Start Input material

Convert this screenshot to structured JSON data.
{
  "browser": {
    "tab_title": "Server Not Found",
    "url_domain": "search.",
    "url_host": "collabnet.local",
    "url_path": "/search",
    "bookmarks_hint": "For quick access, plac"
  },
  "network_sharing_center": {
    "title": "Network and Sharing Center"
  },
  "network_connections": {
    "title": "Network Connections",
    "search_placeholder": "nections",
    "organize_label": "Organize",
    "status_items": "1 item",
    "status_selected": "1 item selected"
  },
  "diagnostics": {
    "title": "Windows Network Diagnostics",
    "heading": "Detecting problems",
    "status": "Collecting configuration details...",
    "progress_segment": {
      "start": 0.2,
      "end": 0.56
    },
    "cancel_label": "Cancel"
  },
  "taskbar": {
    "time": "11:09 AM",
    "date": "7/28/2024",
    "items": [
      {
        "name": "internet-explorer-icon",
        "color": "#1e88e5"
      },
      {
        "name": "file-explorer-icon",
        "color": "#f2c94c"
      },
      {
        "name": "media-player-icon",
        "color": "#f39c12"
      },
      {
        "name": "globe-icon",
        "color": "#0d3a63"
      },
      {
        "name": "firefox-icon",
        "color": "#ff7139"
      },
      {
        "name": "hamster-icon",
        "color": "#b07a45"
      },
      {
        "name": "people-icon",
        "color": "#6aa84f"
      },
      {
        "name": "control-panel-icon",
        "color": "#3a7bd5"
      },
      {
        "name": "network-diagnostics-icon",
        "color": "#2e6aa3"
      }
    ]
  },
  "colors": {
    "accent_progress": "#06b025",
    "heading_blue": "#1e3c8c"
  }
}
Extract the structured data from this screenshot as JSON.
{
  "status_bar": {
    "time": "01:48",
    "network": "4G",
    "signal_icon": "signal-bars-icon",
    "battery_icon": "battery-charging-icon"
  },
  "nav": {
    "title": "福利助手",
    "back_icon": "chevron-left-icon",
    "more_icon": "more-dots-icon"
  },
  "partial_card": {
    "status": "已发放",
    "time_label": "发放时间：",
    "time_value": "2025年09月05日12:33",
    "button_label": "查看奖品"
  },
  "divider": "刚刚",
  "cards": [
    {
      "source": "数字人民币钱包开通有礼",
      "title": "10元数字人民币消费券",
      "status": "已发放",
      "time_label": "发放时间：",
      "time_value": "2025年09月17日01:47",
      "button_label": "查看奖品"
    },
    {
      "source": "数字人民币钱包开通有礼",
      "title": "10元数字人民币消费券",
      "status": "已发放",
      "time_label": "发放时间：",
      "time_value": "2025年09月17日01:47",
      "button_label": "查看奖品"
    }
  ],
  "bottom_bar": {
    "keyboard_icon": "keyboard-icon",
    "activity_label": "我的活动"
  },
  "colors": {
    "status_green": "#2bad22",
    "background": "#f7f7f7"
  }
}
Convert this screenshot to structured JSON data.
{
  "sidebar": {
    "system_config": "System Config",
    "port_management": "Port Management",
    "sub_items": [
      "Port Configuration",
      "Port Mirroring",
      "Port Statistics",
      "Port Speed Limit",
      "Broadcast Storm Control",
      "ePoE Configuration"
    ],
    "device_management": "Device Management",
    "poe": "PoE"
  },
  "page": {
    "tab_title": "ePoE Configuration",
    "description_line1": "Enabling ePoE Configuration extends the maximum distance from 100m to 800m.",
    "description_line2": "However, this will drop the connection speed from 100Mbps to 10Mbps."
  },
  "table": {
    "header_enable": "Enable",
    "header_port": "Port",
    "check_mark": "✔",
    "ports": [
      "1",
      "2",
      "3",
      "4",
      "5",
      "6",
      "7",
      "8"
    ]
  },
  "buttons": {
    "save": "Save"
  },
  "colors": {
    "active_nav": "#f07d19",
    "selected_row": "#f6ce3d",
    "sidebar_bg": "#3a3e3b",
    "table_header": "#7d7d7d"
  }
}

End Input material

» **Written task**
Your task is to give the records above again, exactly.

» **Solved exercise**
Convert this screenshot to structured JSON data.
{
  "browser": {
    "tab_title": "Server Not Found",
    "url_domain": "search.",
    "url_host": "collabnet.local",
    "url_path": "/search",
    "bookmarks_hint": "For quick access, plac"
  },
  "network_sharing_center": {
    "title": "Network and Sharing Center"
  },
  "network_connections": {
    "title": "Network Connections",
    "search_placeholder": "nections",
    "organize_label": "Organize",
    "status_items": "1 item",
    "status_selected": "1 item selected"
  },
  "diagnostics": {
    "title": "Windows Network Diagnostics",
    "heading": "Detecting problems",
    "status": "Collecting configuration details...",
    "progress_segment": {
      "start": 0.2,
      "end": 0.56
    },
    "cancel_label": "Cancel"
  },
  "taskbar": {
    "time": "11:09 AM",
    "date": "7/28/2024",
    "items": [
      {
        "name": "internet-explorer-icon",
        "color": "#1e88e5"
      },
      {
        "name": "file-explorer-icon",
        "color": "#f2c94c"
      },
      {
        "name": "media-player-icon",
        "color": "#f39c12"
      },
      {
        "name": "globe-icon",
        "color": "#0d3a63"
      },
      {
        "name": "firefox-icon",
        "color": "#ff7139"
      },
      {
        "name": "hamster-icon",
        "color": "#b07a45"
      },
      {
        "name": "people-icon",
        "color": "#6aa84f"
      },
      {
        "name": "control-panel-icon",
        "color": "#3a7bd5"
      },
      {
        "name": "network-diagnostics-icon",
        "color": "#2e6aa3"
      }
    ]
  },
  "colors": {
    "accent_progress": "#06b025",
    "heading_blue": "#1e3c8c"
  }
}
Extract the structured data from this screenshot as JSON.
{
  "status_bar": {
    "time": "01:48",
    "network": "4G",
    "signal_icon": "signal-bars-icon",
    "battery_icon": "battery-charging-icon"
  },
  "nav": {
    "title": "福利助手",
    "back_icon": "chevron-left-icon",
    "more_icon": "more-dots-icon"
  },
  "partial_card": {
    "status": "已发放",
    "time_label": "发放时间：",
    "time_value": "2025年09月05日12:33",
    "button_label": "查看奖品"
  },
  "divider": "刚刚",
  "cards": [
    {
      "source": "数字人民币钱包开通有礼",
      "title": "10元数字人民币消费券",
      "status": "已发放",
      "time_label": "发放时间：",
      "time_value": "2025年09月17日01:47",
      "button_label": "查看奖品"
    },
    {
      "source": "数字人民币钱包开通有礼",
      "title": "10元数字人民币消费券",
      "status": "已发放",
      "time_label": "发放时间：",
      "time_value": "2025年09月17日01:47",
      "button_label": "查看奖品"
    }
  ],
  "bottom_bar": {
    "keyboard_icon": "keyboard-icon",
    "activity_label": "我的活动"
  },
  "colors": {
    "status_green": "#2bad22",
    "background": "#f7f7f7"
  }
}
Convert this screenshot to structured JSON data.
{
  "sidebar": {
    "system_config": "System Config",
    "port_management": "Port Management",
    "sub_items": [
      "Port Configuration",
      "Port Mirroring",
      "Port Statistics",
      "Port Speed Limit",
      "Broadcast Storm Control",
      "ePoE Configuration"
    ],
    "device_management": "Device Management",
    "poe": "PoE"
  },
  "page": {
    "tab_title": "ePoE Configuration",
    "description_line1": "Enabling ePoE Configuration extends the maximum distance from 100m to 800m.",
    "description_line2": "However, this will drop the connection speed from 100Mbps to 10Mbps."
  },
  "table": {
    "header_enable": "Enable",
    "header_port": "Port",
    "check_mark": "✔",
    "ports": [
      "1",
      "2",
      "3",
      "4",
      "5",
      "6",
      "7",
      "8"
    ]
  },
  "buttons": {
    "save": "Save"
  },
  "colors": {
    "active_nav": "#f07d19",
    "selected_row": "#f6ce3d",
    "sidebar_bg": "#3a3e3b",
    "table_header": "#7d7d7d"
  }
}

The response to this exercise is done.